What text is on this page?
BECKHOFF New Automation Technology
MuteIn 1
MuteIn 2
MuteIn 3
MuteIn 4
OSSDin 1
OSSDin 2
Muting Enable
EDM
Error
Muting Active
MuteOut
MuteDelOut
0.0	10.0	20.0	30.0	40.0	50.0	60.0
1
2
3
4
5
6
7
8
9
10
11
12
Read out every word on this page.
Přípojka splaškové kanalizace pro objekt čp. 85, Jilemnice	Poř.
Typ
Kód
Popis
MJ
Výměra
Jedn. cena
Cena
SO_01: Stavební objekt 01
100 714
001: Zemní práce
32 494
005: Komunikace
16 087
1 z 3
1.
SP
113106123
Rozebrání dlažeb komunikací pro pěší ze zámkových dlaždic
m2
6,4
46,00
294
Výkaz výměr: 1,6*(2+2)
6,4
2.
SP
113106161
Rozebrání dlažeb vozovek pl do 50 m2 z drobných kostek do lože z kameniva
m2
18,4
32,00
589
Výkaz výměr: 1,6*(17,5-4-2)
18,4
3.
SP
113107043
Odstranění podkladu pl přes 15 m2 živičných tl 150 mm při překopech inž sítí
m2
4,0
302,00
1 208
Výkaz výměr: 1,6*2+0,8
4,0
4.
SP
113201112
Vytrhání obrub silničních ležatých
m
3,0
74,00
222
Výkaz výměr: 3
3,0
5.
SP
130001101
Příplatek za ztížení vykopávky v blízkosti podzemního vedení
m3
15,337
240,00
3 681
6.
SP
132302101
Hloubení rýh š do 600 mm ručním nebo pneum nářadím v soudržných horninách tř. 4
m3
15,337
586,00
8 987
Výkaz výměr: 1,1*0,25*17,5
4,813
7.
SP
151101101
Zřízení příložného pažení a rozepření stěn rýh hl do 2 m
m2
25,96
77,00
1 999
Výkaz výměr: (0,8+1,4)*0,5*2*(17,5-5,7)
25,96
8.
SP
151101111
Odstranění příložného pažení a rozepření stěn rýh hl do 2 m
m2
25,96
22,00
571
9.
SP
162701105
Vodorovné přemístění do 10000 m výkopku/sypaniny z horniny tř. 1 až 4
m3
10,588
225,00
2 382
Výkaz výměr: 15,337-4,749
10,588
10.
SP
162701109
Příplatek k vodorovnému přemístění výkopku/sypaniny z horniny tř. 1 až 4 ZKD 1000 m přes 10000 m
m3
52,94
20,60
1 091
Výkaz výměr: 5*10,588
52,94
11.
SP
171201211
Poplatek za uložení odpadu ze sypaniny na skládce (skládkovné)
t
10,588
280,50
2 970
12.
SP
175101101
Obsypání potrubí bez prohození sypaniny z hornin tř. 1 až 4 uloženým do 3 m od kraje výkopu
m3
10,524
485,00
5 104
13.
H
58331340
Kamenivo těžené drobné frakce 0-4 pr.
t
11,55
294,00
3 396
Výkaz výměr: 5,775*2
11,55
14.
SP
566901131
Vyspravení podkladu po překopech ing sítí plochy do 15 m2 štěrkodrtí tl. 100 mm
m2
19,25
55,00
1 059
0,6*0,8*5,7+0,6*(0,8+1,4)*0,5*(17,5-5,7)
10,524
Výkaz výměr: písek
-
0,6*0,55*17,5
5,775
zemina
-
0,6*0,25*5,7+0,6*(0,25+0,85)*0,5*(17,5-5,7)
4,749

========

Search the entries for "Odstranění" and copy out each line that has it.

TASK ANSWER ▸
Odstranění podkladu pl přes 15 m2 živičných tl 150 mm při překopech inž sítí
Odstranění příložného pažení a rozepření stěn rýh hl do 2 m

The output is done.